Task objective — Write out all lines holding the word "Tamang".

Dataset records —
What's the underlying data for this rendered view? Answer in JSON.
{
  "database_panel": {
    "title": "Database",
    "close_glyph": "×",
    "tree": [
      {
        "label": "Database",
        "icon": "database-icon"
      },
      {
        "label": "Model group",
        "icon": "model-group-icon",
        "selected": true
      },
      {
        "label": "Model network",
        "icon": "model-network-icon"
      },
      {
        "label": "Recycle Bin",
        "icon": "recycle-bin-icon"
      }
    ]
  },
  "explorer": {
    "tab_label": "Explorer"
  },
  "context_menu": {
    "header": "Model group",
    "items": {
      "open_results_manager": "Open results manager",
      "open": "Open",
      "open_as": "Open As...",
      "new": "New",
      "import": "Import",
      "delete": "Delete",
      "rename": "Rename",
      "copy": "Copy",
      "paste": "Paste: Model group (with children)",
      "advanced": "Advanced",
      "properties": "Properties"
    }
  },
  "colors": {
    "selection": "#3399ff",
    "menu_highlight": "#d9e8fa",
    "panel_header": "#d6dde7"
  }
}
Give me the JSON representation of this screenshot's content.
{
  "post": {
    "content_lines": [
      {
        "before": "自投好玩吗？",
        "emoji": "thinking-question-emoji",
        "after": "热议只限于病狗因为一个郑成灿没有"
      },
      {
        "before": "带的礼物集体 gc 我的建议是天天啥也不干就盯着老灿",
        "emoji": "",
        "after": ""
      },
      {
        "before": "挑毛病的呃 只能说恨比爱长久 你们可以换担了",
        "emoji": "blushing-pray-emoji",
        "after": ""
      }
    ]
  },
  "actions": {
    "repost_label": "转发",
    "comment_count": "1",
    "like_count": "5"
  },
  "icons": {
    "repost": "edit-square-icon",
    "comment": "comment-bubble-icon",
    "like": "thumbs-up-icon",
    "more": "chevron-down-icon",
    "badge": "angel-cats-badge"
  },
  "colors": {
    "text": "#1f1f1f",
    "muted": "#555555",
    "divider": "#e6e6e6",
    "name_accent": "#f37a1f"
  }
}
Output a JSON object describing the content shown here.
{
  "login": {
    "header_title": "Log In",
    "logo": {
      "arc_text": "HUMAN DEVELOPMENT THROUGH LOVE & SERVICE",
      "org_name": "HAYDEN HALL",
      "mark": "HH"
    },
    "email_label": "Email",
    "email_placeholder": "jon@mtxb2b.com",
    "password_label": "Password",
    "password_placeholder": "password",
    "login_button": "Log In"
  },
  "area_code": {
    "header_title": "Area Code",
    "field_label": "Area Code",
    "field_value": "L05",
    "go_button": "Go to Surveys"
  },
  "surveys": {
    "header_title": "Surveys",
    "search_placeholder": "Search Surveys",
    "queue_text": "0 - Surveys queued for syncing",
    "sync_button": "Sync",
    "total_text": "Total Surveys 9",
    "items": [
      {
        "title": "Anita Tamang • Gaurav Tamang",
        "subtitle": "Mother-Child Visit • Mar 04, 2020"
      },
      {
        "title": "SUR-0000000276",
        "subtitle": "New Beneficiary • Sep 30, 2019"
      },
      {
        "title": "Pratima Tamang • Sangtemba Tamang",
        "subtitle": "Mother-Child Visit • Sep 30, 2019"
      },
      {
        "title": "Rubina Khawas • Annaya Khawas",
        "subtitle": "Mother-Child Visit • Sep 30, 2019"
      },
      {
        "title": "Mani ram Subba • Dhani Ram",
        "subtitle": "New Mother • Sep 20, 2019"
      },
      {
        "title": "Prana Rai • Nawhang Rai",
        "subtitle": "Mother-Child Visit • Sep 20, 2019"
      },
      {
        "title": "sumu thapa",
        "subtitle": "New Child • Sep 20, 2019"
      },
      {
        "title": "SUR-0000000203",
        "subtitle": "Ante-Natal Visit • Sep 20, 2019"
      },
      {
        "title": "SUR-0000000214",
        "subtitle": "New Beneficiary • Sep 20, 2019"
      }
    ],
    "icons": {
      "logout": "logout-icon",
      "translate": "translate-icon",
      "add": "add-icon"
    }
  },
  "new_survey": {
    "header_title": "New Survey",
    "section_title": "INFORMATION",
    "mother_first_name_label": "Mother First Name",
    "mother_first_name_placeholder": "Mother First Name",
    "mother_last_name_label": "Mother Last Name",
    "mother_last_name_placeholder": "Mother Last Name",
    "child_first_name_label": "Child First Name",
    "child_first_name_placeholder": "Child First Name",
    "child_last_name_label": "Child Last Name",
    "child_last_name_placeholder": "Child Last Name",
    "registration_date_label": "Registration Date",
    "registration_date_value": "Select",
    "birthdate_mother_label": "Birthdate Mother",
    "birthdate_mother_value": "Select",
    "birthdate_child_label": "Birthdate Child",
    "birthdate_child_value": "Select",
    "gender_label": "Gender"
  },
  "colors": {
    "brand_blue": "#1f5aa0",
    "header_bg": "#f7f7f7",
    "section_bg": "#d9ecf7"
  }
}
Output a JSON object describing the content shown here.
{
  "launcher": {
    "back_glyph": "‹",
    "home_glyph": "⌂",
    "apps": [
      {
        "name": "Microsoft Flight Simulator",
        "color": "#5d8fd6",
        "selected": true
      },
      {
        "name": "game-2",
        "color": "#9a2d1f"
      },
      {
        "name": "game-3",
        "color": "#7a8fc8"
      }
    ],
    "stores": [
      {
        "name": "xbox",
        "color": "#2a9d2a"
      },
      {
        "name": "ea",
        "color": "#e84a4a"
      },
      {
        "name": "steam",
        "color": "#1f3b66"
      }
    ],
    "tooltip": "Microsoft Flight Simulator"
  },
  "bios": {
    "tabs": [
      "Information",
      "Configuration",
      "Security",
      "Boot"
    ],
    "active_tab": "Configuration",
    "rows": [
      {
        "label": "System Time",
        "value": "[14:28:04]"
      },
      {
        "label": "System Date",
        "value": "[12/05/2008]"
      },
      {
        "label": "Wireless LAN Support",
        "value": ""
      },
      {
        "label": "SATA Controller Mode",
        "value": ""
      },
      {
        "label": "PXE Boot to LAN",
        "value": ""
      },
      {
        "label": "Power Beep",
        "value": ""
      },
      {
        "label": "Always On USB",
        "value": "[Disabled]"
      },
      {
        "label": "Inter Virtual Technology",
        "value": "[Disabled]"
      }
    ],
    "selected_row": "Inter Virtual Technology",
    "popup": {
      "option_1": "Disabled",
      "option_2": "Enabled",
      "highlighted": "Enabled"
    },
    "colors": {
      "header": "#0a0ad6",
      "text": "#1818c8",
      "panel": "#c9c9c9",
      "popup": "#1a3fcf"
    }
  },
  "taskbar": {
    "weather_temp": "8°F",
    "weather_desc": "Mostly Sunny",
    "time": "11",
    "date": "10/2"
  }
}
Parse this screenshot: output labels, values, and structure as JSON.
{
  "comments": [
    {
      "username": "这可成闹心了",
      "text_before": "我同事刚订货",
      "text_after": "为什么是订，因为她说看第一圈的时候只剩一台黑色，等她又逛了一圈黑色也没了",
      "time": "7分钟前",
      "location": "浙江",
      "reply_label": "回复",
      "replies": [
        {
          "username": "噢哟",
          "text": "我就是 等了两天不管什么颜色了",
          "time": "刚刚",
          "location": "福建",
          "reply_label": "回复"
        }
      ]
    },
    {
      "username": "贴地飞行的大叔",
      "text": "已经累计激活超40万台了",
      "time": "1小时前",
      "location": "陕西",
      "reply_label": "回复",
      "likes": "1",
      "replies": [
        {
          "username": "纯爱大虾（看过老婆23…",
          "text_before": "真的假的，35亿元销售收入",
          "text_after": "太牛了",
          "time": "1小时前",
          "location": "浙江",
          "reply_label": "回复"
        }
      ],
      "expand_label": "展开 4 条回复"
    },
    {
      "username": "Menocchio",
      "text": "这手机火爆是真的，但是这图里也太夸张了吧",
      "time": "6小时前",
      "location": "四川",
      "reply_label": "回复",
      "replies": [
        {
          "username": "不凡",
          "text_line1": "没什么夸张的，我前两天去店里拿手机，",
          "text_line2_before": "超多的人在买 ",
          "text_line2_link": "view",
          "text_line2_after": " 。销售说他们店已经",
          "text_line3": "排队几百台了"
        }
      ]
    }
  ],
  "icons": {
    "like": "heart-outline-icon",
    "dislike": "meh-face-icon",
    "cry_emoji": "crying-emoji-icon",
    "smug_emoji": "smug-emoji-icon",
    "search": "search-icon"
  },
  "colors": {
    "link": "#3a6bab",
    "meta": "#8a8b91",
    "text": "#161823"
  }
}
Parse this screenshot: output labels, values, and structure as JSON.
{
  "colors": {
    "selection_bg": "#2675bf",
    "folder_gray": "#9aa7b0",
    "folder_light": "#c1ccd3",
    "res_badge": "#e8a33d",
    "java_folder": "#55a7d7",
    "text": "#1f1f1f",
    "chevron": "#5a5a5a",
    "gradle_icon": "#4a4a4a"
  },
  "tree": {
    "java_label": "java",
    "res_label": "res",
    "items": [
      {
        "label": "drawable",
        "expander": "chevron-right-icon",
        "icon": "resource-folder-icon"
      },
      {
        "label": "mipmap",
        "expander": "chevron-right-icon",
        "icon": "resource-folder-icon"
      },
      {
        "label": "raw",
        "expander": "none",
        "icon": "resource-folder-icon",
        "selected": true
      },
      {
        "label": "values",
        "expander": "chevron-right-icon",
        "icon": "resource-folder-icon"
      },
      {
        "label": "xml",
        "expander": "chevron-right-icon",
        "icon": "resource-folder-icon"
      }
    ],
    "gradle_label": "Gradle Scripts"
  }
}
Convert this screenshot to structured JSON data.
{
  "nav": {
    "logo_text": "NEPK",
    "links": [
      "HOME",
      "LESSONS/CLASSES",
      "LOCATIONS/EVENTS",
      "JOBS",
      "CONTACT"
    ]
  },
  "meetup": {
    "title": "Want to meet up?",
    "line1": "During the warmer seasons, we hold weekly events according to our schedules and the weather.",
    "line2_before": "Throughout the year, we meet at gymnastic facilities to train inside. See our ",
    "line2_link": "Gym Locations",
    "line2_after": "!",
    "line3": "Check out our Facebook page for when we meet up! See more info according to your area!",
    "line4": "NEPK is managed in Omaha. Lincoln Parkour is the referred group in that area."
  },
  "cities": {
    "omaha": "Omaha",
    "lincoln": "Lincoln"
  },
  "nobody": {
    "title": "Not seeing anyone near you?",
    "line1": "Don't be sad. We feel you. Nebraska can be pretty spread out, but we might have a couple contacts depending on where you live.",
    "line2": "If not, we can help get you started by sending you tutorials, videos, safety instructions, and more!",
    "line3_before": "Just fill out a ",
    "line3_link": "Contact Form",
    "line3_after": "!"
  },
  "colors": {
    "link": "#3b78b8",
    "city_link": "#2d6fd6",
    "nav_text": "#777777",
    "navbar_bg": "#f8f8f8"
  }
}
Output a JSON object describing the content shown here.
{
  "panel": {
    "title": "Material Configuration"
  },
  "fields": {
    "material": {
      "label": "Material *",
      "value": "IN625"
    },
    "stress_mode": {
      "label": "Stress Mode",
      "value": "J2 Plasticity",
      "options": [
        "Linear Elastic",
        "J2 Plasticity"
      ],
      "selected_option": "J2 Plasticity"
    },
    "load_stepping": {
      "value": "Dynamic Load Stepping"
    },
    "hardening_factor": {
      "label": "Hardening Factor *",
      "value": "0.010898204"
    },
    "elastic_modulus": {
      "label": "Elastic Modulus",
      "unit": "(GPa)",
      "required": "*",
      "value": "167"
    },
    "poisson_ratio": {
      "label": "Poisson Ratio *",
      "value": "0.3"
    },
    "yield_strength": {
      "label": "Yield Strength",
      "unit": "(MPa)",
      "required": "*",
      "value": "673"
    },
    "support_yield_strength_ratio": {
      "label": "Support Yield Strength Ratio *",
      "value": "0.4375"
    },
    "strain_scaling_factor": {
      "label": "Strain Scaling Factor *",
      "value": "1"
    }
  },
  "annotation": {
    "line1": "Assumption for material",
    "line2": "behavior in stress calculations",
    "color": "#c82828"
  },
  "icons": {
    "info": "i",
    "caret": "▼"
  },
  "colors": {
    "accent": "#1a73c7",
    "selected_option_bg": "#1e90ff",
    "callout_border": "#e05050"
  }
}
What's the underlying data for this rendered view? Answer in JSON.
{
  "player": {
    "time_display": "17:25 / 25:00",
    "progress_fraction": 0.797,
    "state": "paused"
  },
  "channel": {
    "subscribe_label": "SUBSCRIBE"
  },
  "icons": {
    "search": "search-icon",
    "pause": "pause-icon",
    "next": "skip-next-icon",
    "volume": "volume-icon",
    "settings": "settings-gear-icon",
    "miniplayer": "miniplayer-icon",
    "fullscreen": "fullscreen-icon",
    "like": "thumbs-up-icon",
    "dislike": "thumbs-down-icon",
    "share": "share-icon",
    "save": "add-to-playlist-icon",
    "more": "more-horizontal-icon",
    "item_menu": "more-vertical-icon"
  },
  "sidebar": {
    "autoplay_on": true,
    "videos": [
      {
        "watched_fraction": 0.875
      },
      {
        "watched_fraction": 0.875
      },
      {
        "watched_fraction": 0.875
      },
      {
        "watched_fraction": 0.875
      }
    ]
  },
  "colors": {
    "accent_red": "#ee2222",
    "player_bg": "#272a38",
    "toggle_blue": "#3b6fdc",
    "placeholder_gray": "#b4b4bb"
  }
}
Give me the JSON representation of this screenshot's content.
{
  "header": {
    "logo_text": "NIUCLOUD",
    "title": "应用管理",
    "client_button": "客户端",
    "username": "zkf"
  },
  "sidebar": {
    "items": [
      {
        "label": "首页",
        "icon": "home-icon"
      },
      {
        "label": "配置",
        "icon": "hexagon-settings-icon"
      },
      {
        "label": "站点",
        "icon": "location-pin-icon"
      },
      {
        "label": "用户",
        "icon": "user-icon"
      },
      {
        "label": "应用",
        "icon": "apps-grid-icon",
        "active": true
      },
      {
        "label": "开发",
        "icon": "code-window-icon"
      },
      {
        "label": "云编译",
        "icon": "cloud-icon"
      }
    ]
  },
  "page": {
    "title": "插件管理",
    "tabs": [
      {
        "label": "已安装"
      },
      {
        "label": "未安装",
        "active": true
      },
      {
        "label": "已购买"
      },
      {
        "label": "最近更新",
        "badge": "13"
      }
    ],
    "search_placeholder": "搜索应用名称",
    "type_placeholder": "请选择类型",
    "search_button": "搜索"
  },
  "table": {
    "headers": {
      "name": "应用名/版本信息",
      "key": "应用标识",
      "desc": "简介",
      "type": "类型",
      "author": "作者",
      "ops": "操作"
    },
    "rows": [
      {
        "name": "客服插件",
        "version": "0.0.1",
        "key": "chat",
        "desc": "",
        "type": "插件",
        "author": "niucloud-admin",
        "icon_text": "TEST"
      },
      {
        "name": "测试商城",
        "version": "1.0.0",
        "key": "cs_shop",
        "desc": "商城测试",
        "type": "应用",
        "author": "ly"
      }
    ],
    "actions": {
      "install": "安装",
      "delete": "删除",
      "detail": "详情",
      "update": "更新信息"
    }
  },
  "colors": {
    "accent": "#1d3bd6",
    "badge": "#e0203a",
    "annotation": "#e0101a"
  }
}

Exercise output —
        "title": "Anita Tamang • Gaurav Tamang",
        "title": "Pratima Tamang • Sangtemba Tamang",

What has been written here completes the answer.